▶ **WHAT YOU HAVE TO DO**
Gather from the listing below each line that includes the word "vertrauen", and copy it.

▶ **Extracted data entries**
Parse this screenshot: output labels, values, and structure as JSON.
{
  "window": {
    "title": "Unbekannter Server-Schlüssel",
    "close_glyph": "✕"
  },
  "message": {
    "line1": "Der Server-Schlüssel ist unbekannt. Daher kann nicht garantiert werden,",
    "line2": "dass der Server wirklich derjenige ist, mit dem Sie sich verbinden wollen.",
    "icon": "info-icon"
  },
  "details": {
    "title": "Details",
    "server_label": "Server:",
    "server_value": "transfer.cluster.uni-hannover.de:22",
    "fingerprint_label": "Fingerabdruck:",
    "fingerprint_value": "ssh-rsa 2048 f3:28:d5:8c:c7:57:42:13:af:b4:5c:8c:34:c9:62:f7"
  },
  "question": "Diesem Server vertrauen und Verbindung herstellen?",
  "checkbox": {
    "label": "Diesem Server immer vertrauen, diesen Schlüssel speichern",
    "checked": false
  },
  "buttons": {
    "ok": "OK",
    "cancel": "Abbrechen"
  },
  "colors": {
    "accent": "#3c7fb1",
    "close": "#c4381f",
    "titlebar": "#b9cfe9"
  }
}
...
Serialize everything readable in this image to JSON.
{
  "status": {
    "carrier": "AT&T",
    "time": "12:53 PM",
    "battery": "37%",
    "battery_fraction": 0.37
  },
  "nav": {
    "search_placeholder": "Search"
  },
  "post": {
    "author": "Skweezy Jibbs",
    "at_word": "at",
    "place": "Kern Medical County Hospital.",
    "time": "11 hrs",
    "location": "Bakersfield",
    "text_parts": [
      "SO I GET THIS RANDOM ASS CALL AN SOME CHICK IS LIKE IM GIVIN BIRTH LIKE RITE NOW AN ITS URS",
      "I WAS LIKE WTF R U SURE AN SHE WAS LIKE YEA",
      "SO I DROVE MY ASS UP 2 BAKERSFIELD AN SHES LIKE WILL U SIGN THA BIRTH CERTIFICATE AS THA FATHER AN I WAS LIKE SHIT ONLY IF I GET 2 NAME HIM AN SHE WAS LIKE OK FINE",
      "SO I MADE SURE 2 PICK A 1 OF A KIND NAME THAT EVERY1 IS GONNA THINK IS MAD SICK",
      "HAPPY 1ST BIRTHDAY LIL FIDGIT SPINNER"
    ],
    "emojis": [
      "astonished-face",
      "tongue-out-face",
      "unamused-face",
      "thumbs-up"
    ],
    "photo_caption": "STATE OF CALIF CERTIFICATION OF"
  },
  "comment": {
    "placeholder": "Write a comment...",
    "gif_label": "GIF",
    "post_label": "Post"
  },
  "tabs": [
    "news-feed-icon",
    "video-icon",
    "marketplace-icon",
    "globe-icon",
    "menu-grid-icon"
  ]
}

▶ **ANSWER TO THIS TASK**
  "question": "Diesem Server vertrauen und Verbindung herstellen?",
    "label": "Diesem Server immer vertrauen, diesen Schlüssel speichern",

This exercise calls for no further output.